Letters to the Editor
November 3, 2021

To the Editor:
Second Opinion: Abortion.
On Monday, SCOTUS was scheduled to hear the TX anti-choice statute. On December 1, the docket will include the Mississippi statute challenging the existing Constitutional right of a woman to obtain an abortion.
I have yet to meet the man who would agree that the state should have control over his reproductive apparatus or status should he beget a pregnancy. “No-Choice” proponents consider both the man and fertilized egg to have full constitutional rights but deny them to the woman. Government can do a lot of good things, but creating and legislating a free citizen’s obligation to the state regarding his/her reproductive organs is not one of them.
I know no one who is “pro-abortion.” It is not a choice to which a woman looks forward. But her pregnancy does not create a sudden duty to the government to relinquish jurisdiction over her uterus. It is a violation of her civil rights and privacy and restores the idea of "women as chattel." I am "pro-life;" I am also "pro-choice." They are not mutually exclusive.
I think men and women advocate for reproductive control of women because they do not trust women to make sound decisions for themselves, or because they believe that women are essentially ordained vessels for procreation. Some justify this view by declaring the “glory of [procreative] womanhood,” which pedestals no woman may refuse to ascend, a power postulate in itself. Or they think their own political/religious beliefs can and should be imposed on other people (the theocratic Christianity of TX and elsewhere).
Often, the same people who support invasive laws against women's reproductive choices conversely deplore the interference of “big government” in other situations far less intimate. Observe all the people rejecting mask or vaccine as an unconstitutional invasion of their freedom. “My Body My Choice!” But “Her Body, also My Choice!” “Babies” from the moment of conception are revered. Post-babyhood, not so much.
Whether a woman chooses an abortion or not, she should have good medical care; it is part of her overall health. Women should participate in state-run health care programs. We pay taxes for a lot of things we don’t use or endorse – like unnecessary wars, bank bailouts, and border walls - because it is part of living in a democratic society.
Many “No Choice” advocates challenge the right to bodily freedom by deeming abortion the murder of an “unborn human being,” and a crime. Certainly, the moment of conception creates “life.” Many people also assume that the human soul or human essence is infused into the biology at the same moment.
Over time, opinions and beliefs have ranged from the first breath (Genesis) or at birth, or at “quickening,” or 30 to 90 days “when conception is completed” (Thomas Aquinas), or 30-40 days after birth when the infant is likely to survive, or at the very moment of conception. Philosophers over the centuries have rendered opinions; clergy have assumed God’s will in the matter. Doctors have pointed to an embryo or fetus and said, “It will only become human.” But at what precise moment the unborn becomes a fully-actualized “human being,” they can’t say for certain.
The truth, no matter how fervently it is argued otherwise, is that no one actually knows. People can choose to believe what they will. Some adhere to religious doctrines and are welcome to practice them. But in a free society, they cannot force their unprovable or unwelcome political/religious beliefs on someone else. And they cannot employ the government to do it for them.
If there is a moral issue in a woman’s choice, that is for her and her conscience to resolve. A church’s teachings and counsel can certainly inform her in making her choice. I am pro-life. But as between the living woman who holds the fertilized egg in her body and the government, the decision must be hers.

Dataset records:
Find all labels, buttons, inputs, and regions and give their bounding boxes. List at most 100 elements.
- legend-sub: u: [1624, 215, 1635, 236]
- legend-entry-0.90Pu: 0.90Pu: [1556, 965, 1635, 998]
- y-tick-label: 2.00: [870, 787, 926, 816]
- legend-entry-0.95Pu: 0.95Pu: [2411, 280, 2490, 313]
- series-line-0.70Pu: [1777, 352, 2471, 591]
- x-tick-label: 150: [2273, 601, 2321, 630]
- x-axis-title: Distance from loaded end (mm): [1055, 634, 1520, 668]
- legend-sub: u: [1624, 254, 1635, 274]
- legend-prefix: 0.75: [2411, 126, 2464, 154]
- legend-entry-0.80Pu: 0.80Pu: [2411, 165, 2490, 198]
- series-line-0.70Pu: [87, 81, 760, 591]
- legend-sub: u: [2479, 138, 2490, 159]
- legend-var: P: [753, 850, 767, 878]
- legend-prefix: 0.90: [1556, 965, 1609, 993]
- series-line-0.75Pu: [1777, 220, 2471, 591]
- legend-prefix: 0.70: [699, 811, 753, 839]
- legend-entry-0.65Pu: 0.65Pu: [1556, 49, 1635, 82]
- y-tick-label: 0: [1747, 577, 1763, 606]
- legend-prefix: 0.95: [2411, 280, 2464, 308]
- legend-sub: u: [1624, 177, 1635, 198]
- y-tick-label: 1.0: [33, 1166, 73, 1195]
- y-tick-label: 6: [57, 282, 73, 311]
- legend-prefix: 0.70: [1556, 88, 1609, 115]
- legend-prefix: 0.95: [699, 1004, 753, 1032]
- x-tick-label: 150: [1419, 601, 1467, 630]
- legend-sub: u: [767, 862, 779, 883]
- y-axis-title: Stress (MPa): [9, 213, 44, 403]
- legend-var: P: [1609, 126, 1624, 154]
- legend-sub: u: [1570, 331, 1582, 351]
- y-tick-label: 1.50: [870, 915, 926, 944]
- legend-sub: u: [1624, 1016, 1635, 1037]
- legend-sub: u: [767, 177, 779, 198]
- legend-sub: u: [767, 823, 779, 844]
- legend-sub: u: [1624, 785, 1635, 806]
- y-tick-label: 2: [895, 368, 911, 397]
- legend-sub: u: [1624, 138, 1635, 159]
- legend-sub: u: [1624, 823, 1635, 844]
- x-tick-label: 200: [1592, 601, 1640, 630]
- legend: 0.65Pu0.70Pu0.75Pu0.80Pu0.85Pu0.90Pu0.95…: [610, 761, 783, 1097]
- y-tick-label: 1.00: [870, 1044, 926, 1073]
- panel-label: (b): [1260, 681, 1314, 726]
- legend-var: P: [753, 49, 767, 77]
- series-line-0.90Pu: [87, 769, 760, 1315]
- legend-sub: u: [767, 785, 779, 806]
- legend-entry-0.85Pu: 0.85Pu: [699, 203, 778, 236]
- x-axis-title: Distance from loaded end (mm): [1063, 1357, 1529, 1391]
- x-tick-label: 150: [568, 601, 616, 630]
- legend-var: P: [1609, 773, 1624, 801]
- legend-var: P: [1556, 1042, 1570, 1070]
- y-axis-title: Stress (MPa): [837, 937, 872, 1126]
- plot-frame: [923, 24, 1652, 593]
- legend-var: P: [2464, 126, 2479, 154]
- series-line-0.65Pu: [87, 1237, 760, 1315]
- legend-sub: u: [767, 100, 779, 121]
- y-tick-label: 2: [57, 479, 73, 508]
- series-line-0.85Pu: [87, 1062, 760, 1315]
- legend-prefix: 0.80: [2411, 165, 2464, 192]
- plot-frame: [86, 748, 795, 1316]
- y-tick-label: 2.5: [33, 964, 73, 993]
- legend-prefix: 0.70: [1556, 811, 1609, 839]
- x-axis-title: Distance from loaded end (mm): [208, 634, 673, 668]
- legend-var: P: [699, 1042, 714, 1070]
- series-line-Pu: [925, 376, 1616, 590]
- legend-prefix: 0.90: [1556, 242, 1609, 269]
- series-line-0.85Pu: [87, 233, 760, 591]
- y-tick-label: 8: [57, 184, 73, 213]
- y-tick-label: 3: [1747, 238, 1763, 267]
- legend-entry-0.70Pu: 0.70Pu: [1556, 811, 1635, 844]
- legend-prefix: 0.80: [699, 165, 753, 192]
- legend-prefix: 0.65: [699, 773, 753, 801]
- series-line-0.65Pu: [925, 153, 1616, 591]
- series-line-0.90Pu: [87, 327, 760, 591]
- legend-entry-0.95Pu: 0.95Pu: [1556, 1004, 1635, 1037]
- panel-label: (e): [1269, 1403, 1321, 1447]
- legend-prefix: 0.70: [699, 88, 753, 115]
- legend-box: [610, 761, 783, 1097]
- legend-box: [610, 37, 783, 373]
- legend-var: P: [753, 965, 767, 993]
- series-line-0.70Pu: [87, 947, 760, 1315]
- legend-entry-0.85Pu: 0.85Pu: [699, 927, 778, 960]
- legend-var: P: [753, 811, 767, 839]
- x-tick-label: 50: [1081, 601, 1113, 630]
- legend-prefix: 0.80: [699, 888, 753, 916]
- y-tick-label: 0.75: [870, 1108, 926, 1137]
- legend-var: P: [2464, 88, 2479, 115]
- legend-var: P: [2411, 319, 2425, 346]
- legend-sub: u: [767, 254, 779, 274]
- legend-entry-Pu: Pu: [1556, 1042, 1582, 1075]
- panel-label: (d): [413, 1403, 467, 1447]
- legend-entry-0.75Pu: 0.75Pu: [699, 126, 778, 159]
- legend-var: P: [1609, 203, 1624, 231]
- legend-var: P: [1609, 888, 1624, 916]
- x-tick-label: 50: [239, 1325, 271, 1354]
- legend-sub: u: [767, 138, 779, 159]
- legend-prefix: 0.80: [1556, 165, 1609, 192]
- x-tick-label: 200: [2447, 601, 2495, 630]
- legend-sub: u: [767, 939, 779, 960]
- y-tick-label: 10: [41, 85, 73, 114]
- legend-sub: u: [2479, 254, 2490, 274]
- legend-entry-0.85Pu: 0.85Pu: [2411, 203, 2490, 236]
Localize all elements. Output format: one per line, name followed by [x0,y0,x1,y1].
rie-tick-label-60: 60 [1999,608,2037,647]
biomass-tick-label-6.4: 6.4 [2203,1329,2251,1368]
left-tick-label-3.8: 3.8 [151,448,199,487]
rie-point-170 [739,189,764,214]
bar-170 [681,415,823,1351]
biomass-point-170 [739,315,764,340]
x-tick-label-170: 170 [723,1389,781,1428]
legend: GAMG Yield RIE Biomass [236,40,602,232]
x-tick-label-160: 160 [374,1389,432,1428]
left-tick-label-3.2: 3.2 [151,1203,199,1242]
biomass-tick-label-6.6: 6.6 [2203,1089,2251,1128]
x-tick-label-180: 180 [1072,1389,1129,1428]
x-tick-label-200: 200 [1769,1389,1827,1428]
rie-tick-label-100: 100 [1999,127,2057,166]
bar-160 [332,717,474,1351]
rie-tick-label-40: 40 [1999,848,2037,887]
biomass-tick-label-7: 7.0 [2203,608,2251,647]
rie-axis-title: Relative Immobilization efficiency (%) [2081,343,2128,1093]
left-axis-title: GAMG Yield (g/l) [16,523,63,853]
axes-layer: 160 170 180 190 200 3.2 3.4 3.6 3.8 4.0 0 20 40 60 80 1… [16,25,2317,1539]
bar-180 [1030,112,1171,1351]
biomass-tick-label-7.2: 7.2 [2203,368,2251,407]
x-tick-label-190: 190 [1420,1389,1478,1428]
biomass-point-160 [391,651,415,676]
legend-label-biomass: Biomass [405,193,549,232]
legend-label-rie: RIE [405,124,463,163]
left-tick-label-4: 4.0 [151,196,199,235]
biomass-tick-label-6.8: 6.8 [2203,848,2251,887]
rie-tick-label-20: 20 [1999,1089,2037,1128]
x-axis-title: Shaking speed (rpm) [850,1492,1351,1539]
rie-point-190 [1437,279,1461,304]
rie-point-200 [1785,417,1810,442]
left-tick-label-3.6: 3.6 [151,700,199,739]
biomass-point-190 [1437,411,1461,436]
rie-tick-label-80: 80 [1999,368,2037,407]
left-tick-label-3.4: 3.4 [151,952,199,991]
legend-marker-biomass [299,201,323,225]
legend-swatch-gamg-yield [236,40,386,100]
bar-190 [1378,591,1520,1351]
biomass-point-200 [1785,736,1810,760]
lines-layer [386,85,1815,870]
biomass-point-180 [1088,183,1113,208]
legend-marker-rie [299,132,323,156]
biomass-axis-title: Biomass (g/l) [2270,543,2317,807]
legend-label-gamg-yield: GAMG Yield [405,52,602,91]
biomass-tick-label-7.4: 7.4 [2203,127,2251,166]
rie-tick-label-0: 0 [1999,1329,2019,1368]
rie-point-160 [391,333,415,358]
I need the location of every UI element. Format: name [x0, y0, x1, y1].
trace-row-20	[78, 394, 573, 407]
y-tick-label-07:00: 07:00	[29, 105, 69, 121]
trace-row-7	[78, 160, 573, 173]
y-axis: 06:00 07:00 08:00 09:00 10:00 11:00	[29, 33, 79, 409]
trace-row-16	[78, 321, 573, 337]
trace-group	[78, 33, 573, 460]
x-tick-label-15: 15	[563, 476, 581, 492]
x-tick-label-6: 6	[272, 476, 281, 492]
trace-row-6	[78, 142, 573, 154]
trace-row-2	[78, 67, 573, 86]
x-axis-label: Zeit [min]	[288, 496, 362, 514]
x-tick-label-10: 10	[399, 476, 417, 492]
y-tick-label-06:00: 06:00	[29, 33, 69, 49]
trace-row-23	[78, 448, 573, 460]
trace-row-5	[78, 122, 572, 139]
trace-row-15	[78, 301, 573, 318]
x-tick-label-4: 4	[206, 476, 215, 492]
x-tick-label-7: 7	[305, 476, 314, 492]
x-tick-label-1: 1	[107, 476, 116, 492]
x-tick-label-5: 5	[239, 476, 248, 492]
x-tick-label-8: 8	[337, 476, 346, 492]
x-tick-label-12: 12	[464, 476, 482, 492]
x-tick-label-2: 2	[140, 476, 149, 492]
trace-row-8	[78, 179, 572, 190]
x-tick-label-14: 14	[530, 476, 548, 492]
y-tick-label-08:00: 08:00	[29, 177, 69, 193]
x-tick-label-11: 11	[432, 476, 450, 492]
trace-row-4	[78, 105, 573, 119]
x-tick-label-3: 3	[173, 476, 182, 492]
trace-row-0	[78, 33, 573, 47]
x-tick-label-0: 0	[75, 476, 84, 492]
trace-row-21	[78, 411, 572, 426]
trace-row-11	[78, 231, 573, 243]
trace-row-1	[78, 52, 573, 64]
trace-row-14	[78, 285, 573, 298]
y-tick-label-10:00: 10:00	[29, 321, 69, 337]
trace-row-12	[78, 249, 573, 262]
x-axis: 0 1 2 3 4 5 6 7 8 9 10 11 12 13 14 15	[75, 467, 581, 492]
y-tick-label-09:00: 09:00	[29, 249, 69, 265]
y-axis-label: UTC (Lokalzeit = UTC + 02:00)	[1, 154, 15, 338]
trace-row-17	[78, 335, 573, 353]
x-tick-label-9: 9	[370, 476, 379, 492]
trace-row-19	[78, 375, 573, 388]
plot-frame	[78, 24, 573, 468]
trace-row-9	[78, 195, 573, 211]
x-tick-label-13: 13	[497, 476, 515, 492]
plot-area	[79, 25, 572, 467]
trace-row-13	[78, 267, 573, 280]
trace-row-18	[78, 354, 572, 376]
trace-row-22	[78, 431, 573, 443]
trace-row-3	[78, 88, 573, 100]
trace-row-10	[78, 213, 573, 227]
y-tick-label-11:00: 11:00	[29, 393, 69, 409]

WORK REQUIRED → In the letter on abortion, rewrite the part from "The truth, no" up to and including "must be hers.", changing "government" to "state".

SOLUTION TO THE EXERCISE →
The truth, no matter how fervently it is argued otherwise, is that no one actually knows. People can choose to believe what they will. Some adhere to religious doctrines and are welcome to practice them. But in a free society, they cannot force their unprovable or unwelcome political/religious beliefs on someone else. And they cannot employ the state to do it for them.
If there is a moral issue in a woman’s choice, that is for her and her conscience to resolve. A church’s teachings and counsel can certainly inform her in making her choice. I am pro-life. But as between the living woman who holds the fertilized egg in her body and the state, the decision must be hers.